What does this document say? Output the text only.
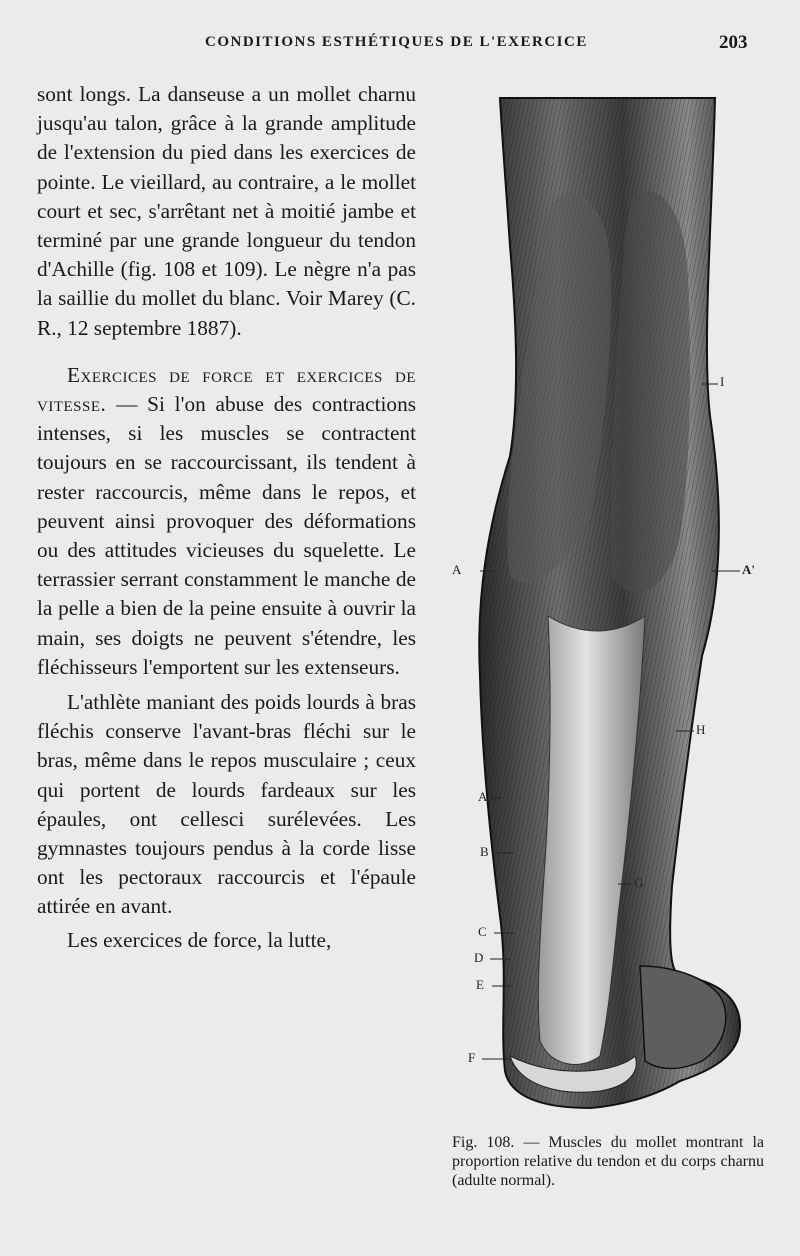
CONDITIONS ESTHÉTIQUES DE L'EXERCICE	203

sont longs. La danseuse a un mollet charnu jusqu'au talon, grâce à la grande amplitude de l'extension du pied dans les exercices de pointe. Le vieillard, au contraire, a le mollet court et sec, s'arrêtant net à moitié jambe et terminé par une grande longueur du tendon d'Achille (fig. 108 et 109). Le nègre n'a pas la saillie du mollet du blanc. Voir Marey (C. R., 12 septembre 1887).

Exercices de force et exercices de vitesse. — Si l'on abuse des contractions intenses, si les muscles se contractent toujours en se raccourcissant, ils tendent à rester raccourcis, même dans le repos, et peuvent ainsi provoquer des déformations ou des attitudes vicieuses du squelette. Le terrassier serrant constamment le manche de la pelle a bien de la peine ensuite à ouvrir la main, ses doigts ne peuvent s'étendre, les fléchisseurs l'emportent sur les extenseurs.

L'athlète maniant des poids lourds à bras fléchis conserve l'avant-bras fléchi sur le bras, même dans le repos musculaire ; ceux qui portent de lourds fardeaux sur les épaules, ont cellesci surélevées. Les gymnastes toujours pendus à la corde lisse ont les pectoraux raccourcis et l'épaule attirée en avant.

Les exercices de force, la lutte,

I
A	A'
H
A
B
G
C
D
E
F
Fig. 108. — Muscles du mollet montrant la proportion relative du tendon et du corps charnu (adulte normal).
---------------
◆ STATED GOAL
Find and copy every line in the entries above where the string "mollet" occurs.

◆ EXERCISE RESULT
sont longs. La danseuse a un mollet charnu jusqu'au talon, grâce à la grande amplitude de l'extension du pied dans les exercices de pointe. Le vieillard, au contraire, a le mollet court et sec, s'arrêtant net à moitié jambe et terminé par une grande longueur du tendon d'Achille (fig. 108 et 109). Le nègre n'a pas la saillie du mollet du blanc. Voir Marey (C. R., 12 septembre 1887).
Fig. 108. — Muscles du mollet montrant la proportion relative du tendon et du corps charnu (adulte normal).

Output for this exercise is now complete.